═══ Text shown

The 2020 United States Senate special election in Arizona was held on November 3, 2020, following the death in office of incumbent Republican U.S. Senator John McCain on August 25, 2018. Governor Doug Ducey was required by Arizona law to appoint a Republican to fill the vacant seat until a special election could be held. On September 5, 2018, Ducey appointed former U.S. Senator Jon Kyl to fill McCain's seat. However, Kyl announced he would resign on December 31, 2018.

On December 18, 2018, Ducey announced that outgoing U.S. Representative Martha McSally would be appointed to fill the seat following Kyl's resignation. McSally was sworn in as the state's junior U.S. Senator on January 3, 2019, less than two months after she was defeated by Democrat Kyrsten Sinema for Arizona's Class 1 U.S. Senate seat. McSally ran to complete the term, defeating skincare executive Daniel McCarthy in the Republican primary. She faced former astronaut Mark Kelly, who ran uncontested in the Democratic primary. Primary elections took place on August 4, 2020.

Once a reliably Republican state, Arizona trended more purple in the late 2010s. Kelly significantly outraised McSally and led by about 5% in the average poll leading up to Election Day.

══════

▸ What the task asks
Can you reproduce the passage on the 2020 Arizona Senate special election word for word, starting with "On December 18, 2018, Ducey" and going on through "to Election Day."?

═══ Data provided

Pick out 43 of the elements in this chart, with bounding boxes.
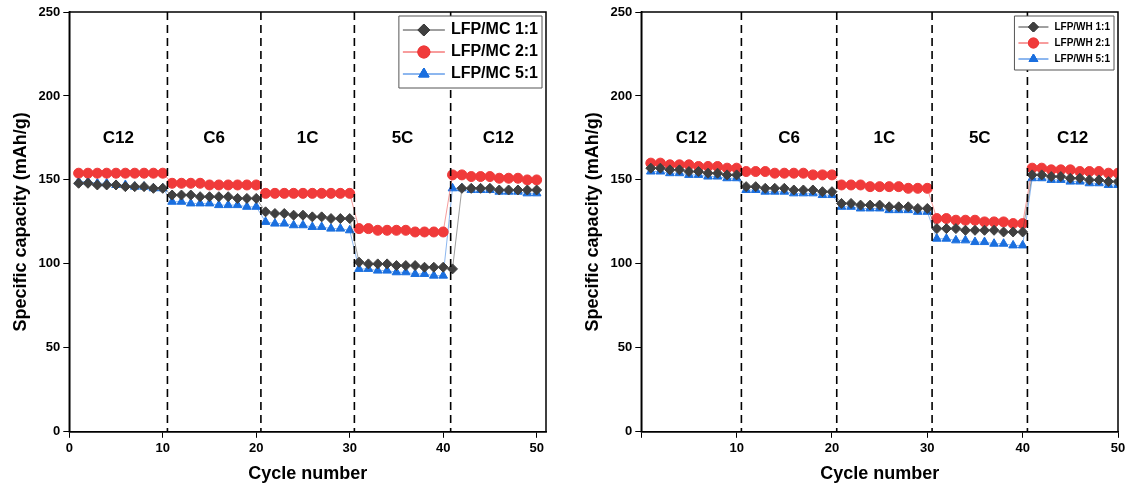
annotation: C12 (102, 127, 134, 147)
y-axis-title: Specific capacity (mAh/g) (9, 112, 30, 332)
y-tick-label: 200 (610, 87, 633, 103)
y-tick-label: 250 (38, 3, 61, 19)
x-tick-label: 10 (155, 440, 170, 456)
legend-label: LFP/MC 5:1 (450, 64, 539, 82)
annotation: 1C (873, 127, 896, 147)
legend-label: LFP/MC 1:1 (450, 20, 539, 38)
y-tick-label: 100 (610, 255, 633, 271)
x-tick-label: 30 (342, 440, 357, 456)
y-tick-label: 100 (38, 255, 61, 271)
annotation: 1C (296, 127, 319, 147)
annotation: 5C (968, 127, 991, 147)
annotation: 5C (391, 127, 414, 147)
y-tick-label: 0 (625, 423, 633, 439)
annotation: C6 (203, 127, 226, 147)
x-axis-title: Cycle number (248, 463, 368, 484)
y-tick-label: 150 (610, 171, 633, 187)
legend-label: LFP/WH 2:1 (1054, 36, 1111, 48)
y-tick-label: 50 (45, 339, 61, 355)
x-tick-label: 50 (529, 440, 544, 456)
y-axis-title: Specific capacity (mAh/g) (581, 112, 602, 332)
y-tick-label: 50 (617, 339, 633, 355)
x-tick-label: 10 (729, 440, 744, 456)
x-axis-title: Cycle number (820, 463, 940, 484)
annotation: C12 (675, 127, 707, 147)
annotation: C12 (1057, 127, 1089, 147)
legend-label: LFP/MC 2:1 (450, 42, 539, 60)
y-tick-label: 200 (38, 87, 61, 103)
x-tick-label: 40 (435, 440, 451, 456)
x-tick-label: 20 (249, 440, 264, 456)
x-tick-label: 40 (1015, 440, 1030, 456)
y-tick-label: 0 (53, 423, 61, 439)
x-tick-label: 20 (824, 440, 840, 456)
y-tick-label: 250 (610, 3, 633, 19)
y-tick-label: 150 (38, 171, 61, 187)
annotation: C12 (482, 127, 514, 147)
x-tick-label: 30 (920, 440, 935, 456)
legend-label: LFP/WH 5:1 (1054, 52, 1111, 64)
legend-label: LFP/WH 1:1 (1054, 20, 1111, 32)
x-tick-label: 0 (65, 440, 73, 456)
x-tick-label: 50 (1110, 440, 1126, 456)
annotation: C6 (778, 127, 800, 147)
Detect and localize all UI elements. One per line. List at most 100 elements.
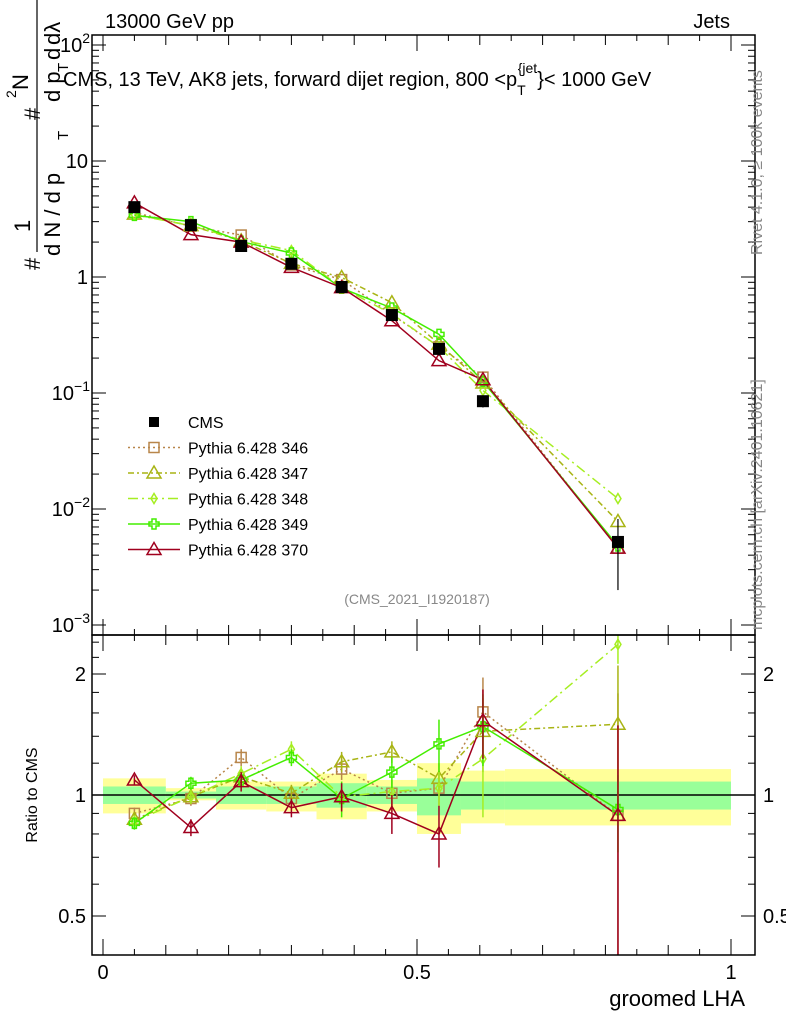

══════

▸ Response
On December 18, 2018, Ducey announced that outgoing U.S. Representative Martha McSally would be appointed to fill the seat following Kyl's resignation. McSally was sworn in as the state's junior U.S. Senator on January 3, 2019, less than two months after she was defeated by Democrat Kyrsten Sinema for Arizona's Class 1 U.S. Senate seat. McSally ran to complete the term, defeating skincare executive Daniel McCarthy in the Republican primary. She faced former astronaut Mark Kelly, who ran uncontested in the Democratic primary. Primary elections took place on August 4, 2020.

Once a reliably Republican state, Arizona trended more purple in the late 2010s. Kelly significantly outraised McSally and led by about 5% in the average poll leading up to Election Day.